Work task | Report how many lines below contain the word "中国医药教育协会眩晕专业委员会". Write only that number.

Recorded data:
· · · · ·
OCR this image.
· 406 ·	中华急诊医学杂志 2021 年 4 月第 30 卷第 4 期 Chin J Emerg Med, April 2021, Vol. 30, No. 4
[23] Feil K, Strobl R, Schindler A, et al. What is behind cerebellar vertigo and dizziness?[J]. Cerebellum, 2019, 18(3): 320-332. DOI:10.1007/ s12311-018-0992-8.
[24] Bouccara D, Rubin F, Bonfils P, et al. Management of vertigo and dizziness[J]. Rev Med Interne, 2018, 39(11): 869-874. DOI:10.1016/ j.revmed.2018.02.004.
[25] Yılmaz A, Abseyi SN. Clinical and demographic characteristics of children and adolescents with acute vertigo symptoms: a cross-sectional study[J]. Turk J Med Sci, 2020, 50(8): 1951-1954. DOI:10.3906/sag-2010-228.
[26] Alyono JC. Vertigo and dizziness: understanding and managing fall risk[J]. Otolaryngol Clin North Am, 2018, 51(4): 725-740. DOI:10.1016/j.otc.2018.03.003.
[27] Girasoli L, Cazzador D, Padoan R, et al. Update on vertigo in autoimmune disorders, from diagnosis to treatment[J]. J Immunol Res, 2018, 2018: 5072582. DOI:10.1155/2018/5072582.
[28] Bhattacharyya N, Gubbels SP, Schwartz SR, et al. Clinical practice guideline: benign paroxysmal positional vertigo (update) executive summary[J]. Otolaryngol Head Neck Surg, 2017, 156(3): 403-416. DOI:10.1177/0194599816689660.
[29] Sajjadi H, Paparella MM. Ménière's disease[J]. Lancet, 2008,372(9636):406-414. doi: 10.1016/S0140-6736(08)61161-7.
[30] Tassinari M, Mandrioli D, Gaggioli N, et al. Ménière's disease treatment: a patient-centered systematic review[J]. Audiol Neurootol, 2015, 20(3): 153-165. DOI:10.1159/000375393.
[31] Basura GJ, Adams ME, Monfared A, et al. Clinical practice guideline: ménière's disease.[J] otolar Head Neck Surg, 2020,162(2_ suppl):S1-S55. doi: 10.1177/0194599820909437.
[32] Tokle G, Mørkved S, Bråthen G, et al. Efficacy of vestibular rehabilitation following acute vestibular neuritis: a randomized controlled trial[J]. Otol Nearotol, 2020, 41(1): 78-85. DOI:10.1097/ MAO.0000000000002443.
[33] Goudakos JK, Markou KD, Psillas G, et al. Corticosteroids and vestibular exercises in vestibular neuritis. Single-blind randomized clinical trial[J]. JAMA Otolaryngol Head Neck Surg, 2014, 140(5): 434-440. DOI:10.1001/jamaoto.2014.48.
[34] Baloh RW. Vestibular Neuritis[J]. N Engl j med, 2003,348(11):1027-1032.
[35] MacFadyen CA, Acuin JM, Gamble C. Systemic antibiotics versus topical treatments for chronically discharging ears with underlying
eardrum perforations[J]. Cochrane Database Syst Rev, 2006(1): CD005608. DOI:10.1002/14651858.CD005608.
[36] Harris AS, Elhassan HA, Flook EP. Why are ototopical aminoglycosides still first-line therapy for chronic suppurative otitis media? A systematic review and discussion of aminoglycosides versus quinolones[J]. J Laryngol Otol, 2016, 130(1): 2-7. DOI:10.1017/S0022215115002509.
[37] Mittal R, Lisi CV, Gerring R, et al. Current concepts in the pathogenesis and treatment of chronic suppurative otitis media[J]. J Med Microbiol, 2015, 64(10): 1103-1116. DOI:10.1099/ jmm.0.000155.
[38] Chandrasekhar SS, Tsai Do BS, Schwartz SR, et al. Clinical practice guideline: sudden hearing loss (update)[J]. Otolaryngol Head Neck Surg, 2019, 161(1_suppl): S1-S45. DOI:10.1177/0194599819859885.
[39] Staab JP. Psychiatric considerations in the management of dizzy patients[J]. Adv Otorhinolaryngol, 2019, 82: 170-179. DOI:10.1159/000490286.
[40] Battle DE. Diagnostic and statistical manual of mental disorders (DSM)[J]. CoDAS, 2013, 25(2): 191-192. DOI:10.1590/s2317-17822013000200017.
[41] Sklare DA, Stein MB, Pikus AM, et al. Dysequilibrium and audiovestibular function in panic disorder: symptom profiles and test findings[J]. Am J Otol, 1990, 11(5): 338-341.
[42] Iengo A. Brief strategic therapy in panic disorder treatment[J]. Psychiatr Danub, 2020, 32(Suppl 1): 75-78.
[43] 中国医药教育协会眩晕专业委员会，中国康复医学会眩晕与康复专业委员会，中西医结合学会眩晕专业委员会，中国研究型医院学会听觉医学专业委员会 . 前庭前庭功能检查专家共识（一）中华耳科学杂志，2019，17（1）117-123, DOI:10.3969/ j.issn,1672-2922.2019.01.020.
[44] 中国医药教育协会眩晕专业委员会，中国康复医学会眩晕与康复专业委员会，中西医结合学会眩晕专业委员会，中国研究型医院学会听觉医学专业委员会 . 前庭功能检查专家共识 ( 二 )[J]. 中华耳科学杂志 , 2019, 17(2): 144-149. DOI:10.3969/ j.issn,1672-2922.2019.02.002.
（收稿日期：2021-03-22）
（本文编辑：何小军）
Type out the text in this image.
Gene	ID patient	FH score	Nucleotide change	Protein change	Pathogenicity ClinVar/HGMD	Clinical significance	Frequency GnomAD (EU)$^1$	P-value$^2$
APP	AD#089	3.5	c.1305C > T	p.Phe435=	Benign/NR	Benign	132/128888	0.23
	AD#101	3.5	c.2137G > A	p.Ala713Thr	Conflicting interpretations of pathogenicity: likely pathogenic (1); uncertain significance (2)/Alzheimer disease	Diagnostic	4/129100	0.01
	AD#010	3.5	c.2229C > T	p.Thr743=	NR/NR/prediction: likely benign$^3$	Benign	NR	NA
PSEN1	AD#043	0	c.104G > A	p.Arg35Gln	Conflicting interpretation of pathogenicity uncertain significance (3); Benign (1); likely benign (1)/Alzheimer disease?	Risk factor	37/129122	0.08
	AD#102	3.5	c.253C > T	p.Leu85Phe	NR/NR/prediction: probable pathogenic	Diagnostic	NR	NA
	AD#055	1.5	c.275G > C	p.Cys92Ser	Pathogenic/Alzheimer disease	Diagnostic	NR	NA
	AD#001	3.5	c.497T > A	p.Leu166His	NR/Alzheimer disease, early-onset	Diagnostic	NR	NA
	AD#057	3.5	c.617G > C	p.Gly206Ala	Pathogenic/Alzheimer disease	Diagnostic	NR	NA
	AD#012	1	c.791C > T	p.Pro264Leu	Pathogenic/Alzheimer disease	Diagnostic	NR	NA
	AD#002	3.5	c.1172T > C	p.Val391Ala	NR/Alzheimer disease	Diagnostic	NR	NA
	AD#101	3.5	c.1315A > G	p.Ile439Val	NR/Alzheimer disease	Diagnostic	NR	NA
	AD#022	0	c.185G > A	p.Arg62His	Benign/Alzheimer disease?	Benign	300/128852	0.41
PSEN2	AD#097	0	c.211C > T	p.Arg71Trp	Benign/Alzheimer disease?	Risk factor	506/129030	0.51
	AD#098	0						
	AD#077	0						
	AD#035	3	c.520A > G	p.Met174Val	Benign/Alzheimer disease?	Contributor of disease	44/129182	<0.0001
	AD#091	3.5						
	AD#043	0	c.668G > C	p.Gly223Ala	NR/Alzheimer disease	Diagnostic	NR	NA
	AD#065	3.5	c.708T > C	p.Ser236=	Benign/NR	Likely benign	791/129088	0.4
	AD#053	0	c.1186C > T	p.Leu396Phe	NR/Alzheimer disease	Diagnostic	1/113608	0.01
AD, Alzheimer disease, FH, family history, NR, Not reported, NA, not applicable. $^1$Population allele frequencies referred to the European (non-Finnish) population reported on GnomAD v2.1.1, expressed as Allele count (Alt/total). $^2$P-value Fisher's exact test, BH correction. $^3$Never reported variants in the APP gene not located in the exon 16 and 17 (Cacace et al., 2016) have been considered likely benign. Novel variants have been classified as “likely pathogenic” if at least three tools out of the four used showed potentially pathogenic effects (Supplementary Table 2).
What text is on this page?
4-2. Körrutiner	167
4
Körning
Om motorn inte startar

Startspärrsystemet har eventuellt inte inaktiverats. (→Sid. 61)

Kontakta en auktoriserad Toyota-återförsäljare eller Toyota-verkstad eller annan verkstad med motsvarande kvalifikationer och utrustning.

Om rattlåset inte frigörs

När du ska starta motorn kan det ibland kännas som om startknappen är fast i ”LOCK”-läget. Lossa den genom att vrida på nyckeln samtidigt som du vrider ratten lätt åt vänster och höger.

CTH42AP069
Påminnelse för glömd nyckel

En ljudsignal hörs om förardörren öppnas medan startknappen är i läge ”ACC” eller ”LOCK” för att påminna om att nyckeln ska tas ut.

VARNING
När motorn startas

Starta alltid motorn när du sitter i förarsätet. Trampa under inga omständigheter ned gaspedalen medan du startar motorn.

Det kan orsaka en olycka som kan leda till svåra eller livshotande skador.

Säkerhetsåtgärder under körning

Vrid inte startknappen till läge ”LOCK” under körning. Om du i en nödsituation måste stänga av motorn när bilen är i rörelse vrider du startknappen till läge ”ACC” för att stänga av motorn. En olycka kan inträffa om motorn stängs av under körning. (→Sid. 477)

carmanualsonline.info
· · · · ·
Solution | 2